### SHORT PROBLEM
The listing below is to be output in its exact form.

[Entries with figure data]
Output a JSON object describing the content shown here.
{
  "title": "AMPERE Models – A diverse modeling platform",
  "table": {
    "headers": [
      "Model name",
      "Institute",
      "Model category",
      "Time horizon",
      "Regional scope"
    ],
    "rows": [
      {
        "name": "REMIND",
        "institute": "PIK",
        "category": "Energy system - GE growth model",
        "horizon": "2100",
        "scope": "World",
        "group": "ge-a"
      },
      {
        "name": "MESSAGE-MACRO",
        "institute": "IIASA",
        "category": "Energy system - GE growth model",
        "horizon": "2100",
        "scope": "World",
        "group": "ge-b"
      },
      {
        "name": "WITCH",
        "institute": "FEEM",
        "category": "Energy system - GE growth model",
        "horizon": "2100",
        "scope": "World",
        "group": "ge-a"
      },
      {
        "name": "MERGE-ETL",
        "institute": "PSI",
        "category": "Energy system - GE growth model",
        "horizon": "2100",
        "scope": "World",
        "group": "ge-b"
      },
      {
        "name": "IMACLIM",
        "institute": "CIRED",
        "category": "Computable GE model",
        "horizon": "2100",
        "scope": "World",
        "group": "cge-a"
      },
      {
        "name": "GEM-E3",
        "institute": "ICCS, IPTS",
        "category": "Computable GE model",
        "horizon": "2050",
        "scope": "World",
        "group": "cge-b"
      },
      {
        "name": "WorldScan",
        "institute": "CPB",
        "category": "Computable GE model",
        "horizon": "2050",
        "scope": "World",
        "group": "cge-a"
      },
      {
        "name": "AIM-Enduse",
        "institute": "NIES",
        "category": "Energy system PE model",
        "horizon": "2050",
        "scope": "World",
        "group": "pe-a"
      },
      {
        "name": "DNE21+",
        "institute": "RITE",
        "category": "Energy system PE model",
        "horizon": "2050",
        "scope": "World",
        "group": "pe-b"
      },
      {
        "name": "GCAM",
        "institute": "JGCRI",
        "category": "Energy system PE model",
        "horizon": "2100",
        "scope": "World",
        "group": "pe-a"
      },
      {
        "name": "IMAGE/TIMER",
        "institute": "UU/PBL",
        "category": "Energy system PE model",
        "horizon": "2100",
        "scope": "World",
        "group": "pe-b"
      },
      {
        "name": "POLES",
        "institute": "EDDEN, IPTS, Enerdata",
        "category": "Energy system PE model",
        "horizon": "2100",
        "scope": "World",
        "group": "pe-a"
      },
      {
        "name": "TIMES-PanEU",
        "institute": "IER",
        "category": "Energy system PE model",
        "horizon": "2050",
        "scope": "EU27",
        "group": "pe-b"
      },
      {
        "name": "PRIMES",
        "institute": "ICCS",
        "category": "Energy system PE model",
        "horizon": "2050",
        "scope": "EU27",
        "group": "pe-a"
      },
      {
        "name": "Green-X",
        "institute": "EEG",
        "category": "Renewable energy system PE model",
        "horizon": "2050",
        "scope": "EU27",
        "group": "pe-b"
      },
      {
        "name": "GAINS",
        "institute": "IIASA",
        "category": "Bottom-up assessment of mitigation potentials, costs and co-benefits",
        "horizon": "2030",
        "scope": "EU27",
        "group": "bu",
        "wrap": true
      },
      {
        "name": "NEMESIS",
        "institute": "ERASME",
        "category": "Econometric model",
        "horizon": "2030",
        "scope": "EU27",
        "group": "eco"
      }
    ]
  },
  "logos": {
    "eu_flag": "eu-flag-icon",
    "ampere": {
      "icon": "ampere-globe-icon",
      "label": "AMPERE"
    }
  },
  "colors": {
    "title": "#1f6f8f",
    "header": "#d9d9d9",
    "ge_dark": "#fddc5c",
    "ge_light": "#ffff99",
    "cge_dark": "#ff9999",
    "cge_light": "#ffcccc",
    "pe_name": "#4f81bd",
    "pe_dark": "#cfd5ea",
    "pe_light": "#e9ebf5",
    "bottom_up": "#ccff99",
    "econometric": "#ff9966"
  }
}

### TASK ANSWER
Output a JSON object describing the content shown here.
{
  "title": "AMPERE Models – A diverse modeling platform",
  "table": {
    "headers": [
      "Model name",
      "Institute",
      "Model category",
      "Time horizon",
      "Regional scope"
    ],
    "rows": [
      {
        "name": "REMIND",
        "institute": "PIK",
        "category": "Energy system - GE growth model",
        "horizon": "2100",
        "scope": "World",
        "group": "ge-a"
      },
      {
        "name": "MESSAGE-MACRO",
        "institute": "IIASA",
        "category": "Energy system - GE growth model",
        "horizon": "2100",
        "scope": "World",
        "group": "ge-b"
      },
      {
        "name": "WITCH",
        "institute": "FEEM",
        "category": "Energy system - GE growth model",
        "horizon": "2100",
        "scope": "World",
        "group": "ge-a"
      },
      {
        "name": "MERGE-ETL",
        "institute": "PSI",
        "category": "Energy system - GE growth model",
        "horizon": "2100",
        "scope": "World",
        "group": "ge-b"
      },
      {
        "name": "IMACLIM",
        "institute": "CIRED",
        "category": "Computable GE model",
        "horizon": "2100",
        "scope": "World",
        "group": "cge-a"
      },
      {
        "name": "GEM-E3",
        "institute": "ICCS, IPTS",
        "category": "Computable GE model",
        "horizon": "2050",
        "scope": "World",
        "group": "cge-b"
      },
      {
        "name": "WorldScan",
        "institute": "CPB",
        "category": "Computable GE model",
        "horizon": "2050",
        "scope": "World",
        "group": "cge-a"
      },
      {
        "name": "AIM-Enduse",
        "institute": "NIES",
        "category": "Energy system PE model",
        "horizon": "2050",
        "scope": "World",
        "group": "pe-a"
      },
      {
        "name": "DNE21+",
        "institute": "RITE",
        "category": "Energy system PE model",
        "horizon": "2050",
        "scope": "World",
        "group": "pe-b"
      },
      {
        "name": "GCAM",
        "institute": "JGCRI",
        "category": "Energy system PE model",
        "horizon": "2100",
        "scope": "World",
        "group": "pe-a"
      },
      {
        "name": "IMAGE/TIMER",
        "institute": "UU/PBL",
        "category": "Energy system PE model",
        "horizon": "2100",
        "scope": "World",
        "group": "pe-b"
      },
      {
        "name": "POLES",
        "institute": "EDDEN, IPTS, Enerdata",
        "category": "Energy system PE model",
        "horizon": "2100",
        "scope": "World",
        "group": "pe-a"
      },
      {
        "name": "TIMES-PanEU",
        "institute": "IER",
        "category": "Energy system PE model",
        "horizon": "2050",
        "scope": "EU27",
        "group": "pe-b"
      },
      {
        "name": "PRIMES",
        "institute": "ICCS",
        "category": "Energy system PE model",
        "horizon": "2050",
        "scope": "EU27",
        "group": "pe-a"
      },
      {
        "name": "Green-X",
        "institute": "EEG",
        "category": "Renewable energy system PE model",
        "horizon": "2050",
        "scope": "EU27",
        "group": "pe-b"
      },
      {
        "name": "GAINS",
        "institute": "IIASA",
        "category": "Bottom-up assessment of mitigation potentials, costs and co-benefits",
        "horizon": "2030",
        "scope": "EU27",
        "group": "bu",
        "wrap": true
      },
      {
        "name": "NEMESIS",
        "institute": "ERASME",
        "category": "Econometric model",
        "horizon": "2030",
        "scope": "EU27",
        "group": "eco"
      }
    ]
  },
  "logos": {
    "eu_flag": "eu-flag-icon",
    "ampere": {
      "icon": "ampere-globe-icon",
      "label": "AMPERE"
    }
  },
  "colors": {
    "title": "#1f6f8f",
    "header": "#d9d9d9",
    "ge_dark": "#fddc5c",
    "ge_light": "#ffff99",
    "cge_dark": "#ff9999",
    "cge_light": "#ffcccc",
    "pe_name": "#4f81bd",
    "pe_dark": "#cfd5ea",
    "pe_light": "#e9ebf5",
    "bottom_up": "#ccff99",
    "econometric": "#ff9966"
  }
}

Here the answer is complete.